Given request: Can you pull out each line of the data below that includes the word "changes"?

Exercise data:
——
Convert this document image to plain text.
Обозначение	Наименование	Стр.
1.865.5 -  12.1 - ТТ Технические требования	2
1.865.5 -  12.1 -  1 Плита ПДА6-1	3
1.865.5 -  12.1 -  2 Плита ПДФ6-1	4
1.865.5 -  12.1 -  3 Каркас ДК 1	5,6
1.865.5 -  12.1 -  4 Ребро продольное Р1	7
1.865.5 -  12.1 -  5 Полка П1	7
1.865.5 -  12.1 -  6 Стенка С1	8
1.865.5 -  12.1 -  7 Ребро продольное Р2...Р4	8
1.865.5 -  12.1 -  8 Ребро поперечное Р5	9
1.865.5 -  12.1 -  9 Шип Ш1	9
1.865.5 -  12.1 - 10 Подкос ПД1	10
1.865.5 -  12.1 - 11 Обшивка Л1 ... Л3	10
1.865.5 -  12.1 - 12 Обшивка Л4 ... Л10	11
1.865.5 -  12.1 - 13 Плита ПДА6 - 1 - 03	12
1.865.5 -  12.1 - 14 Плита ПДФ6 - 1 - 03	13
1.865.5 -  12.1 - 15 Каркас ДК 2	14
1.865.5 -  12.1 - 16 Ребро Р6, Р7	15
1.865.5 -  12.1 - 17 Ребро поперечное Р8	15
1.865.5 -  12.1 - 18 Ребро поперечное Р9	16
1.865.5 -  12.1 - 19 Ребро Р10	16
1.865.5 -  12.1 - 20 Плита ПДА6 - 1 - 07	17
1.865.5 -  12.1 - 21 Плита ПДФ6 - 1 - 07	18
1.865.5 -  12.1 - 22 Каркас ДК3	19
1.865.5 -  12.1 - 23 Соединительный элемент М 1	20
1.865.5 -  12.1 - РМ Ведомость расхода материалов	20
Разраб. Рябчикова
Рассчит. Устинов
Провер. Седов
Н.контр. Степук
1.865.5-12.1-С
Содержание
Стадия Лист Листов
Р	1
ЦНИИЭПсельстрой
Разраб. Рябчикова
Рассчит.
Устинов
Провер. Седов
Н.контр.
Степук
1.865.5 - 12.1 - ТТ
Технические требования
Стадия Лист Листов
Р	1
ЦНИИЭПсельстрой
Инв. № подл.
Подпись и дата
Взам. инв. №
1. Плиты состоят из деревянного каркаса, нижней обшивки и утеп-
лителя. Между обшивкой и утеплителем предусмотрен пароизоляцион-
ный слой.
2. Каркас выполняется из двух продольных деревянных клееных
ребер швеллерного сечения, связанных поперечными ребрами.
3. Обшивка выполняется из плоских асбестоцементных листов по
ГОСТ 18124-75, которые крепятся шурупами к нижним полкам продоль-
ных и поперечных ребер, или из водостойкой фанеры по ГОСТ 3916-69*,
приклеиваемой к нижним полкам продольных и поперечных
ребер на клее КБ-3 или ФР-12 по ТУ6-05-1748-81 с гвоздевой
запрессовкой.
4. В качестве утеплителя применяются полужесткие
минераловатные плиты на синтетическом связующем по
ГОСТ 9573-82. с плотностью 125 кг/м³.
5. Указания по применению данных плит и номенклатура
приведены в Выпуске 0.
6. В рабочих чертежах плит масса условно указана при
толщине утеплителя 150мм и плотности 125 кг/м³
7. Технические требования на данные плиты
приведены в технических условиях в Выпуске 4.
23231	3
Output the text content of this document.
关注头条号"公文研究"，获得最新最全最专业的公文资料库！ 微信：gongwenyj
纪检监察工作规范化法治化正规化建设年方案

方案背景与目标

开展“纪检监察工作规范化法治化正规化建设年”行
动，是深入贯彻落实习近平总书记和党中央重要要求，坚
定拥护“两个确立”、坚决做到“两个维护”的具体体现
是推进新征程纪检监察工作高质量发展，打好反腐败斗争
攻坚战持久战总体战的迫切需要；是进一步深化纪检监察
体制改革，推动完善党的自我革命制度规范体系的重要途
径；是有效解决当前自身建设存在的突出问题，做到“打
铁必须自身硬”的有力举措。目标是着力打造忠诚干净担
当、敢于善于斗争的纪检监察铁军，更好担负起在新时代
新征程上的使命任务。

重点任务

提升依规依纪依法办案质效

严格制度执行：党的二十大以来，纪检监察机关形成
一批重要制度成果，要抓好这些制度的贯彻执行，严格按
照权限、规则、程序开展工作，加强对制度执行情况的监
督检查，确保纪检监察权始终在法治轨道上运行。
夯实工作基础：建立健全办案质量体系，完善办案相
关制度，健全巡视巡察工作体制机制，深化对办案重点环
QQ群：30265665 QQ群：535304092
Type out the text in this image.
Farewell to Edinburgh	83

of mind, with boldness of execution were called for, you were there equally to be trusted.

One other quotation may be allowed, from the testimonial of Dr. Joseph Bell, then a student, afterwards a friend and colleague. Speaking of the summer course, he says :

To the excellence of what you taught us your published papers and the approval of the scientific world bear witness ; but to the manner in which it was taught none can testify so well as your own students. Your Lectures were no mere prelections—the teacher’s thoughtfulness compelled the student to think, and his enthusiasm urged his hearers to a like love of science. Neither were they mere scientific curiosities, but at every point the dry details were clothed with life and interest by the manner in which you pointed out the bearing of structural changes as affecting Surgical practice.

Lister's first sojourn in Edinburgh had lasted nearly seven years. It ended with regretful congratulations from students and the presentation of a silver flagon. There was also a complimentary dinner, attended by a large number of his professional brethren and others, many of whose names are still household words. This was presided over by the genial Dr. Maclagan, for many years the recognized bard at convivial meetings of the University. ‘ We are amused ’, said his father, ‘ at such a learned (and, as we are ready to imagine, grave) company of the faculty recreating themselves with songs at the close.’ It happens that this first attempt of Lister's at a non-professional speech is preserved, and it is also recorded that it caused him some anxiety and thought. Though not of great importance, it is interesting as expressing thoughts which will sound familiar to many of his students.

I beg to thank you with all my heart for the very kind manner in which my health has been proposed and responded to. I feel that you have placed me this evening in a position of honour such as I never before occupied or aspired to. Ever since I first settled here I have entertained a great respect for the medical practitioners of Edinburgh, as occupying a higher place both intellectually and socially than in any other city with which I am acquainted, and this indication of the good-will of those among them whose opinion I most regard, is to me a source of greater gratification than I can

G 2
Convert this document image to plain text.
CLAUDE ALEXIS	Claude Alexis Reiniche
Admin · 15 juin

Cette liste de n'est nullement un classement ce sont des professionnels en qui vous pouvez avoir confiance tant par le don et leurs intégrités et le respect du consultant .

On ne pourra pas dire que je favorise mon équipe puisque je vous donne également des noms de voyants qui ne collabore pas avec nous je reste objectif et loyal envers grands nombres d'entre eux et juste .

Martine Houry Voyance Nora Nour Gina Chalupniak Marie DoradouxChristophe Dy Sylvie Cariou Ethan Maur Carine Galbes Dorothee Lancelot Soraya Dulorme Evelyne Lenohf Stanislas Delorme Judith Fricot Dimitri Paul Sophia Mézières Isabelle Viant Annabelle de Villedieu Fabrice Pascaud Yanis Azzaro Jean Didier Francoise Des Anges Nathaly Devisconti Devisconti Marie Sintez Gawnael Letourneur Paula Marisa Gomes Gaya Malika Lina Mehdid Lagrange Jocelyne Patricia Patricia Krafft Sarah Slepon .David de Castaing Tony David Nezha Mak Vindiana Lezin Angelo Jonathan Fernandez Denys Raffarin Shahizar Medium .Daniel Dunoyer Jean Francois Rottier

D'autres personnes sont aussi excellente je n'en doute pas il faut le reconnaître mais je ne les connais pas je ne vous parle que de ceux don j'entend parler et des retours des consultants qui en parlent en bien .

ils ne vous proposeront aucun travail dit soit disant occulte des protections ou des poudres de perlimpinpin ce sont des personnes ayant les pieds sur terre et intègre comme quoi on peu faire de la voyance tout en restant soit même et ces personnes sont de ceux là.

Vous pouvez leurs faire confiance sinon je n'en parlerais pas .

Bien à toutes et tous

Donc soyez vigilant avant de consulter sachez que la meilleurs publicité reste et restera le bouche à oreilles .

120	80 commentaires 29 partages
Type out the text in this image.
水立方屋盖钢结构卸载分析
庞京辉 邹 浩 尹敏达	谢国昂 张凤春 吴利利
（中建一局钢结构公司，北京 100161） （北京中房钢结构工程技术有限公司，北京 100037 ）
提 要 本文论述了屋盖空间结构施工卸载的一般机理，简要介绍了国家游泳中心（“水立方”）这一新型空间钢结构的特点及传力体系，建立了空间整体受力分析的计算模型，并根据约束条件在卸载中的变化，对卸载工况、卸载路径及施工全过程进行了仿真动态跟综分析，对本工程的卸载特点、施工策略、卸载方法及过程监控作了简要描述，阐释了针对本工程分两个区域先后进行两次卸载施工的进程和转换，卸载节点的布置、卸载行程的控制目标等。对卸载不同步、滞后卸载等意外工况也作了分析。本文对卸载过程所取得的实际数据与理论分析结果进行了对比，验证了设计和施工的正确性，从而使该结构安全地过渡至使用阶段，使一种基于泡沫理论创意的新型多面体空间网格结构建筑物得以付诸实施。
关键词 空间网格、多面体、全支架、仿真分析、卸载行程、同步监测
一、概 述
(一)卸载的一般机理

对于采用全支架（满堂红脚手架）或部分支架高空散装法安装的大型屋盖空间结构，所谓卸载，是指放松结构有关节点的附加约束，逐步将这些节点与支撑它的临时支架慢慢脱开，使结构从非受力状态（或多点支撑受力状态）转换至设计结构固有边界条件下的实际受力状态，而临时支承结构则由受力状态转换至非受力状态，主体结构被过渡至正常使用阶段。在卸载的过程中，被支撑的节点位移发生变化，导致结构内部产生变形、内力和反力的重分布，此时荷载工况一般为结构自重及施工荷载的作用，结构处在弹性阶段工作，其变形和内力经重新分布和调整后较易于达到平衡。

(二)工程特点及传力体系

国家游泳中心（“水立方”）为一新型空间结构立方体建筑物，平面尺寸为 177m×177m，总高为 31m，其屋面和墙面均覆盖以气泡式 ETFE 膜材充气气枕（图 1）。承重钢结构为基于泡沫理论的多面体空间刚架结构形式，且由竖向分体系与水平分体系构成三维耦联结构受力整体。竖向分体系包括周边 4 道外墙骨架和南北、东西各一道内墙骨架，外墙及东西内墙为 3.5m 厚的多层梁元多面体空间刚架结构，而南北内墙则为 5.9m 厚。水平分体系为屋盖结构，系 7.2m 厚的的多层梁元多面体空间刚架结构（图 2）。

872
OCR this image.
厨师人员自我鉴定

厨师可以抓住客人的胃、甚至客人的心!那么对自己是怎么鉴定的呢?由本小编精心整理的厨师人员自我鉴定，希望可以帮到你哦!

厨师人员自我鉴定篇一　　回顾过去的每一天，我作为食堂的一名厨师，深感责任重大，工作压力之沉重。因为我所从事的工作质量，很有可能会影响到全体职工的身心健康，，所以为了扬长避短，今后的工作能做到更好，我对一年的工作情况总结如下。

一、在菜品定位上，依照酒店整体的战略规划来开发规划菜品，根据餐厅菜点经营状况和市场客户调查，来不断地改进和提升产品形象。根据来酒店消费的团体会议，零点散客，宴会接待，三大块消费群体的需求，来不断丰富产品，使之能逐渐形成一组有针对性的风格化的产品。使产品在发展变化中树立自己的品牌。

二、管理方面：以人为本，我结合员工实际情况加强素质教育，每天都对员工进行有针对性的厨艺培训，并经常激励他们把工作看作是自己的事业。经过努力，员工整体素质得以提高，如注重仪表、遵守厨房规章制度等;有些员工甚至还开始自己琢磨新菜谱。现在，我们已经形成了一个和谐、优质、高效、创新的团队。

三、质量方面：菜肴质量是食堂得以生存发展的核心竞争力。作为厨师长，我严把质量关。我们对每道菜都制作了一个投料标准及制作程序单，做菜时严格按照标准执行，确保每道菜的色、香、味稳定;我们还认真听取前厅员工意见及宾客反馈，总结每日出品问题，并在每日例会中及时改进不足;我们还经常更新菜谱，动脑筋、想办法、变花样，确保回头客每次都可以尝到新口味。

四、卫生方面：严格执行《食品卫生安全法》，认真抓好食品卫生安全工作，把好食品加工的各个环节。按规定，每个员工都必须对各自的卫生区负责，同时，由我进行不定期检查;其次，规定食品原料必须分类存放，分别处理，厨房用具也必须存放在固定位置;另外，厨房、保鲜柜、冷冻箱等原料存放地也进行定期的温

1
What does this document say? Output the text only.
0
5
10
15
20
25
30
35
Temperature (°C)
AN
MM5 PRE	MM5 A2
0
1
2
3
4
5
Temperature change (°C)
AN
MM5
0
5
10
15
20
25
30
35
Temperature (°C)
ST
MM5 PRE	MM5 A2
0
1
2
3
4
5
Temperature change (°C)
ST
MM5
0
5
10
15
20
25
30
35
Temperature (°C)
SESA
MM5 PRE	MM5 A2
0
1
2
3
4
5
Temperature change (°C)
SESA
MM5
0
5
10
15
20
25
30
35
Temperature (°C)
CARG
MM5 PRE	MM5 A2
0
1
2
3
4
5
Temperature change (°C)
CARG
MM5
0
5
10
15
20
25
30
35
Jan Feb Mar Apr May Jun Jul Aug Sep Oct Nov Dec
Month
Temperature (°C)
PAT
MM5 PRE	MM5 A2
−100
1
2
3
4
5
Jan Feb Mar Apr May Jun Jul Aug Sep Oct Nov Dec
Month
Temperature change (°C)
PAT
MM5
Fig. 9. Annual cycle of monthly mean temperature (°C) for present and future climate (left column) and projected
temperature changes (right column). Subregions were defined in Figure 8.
——
Result:
To the excellence of what you taught us your published papers and the approval of the scientific world bear witness ; but to the manner in which it was taught none can testify so well as your own students. Your Lectures were no mere prelections—the teacher’s thoughtfulness compelled the student to think, and his enthusiasm urged his hearers to a like love of science. Neither were they mere scientific curiosities, but at every point the dry details were clothed with life and interest by the manner in which you pointed out the bearing of structural changes as affecting Surgical practice.
temperature changes (right column). Subregions were defined in Figure 8.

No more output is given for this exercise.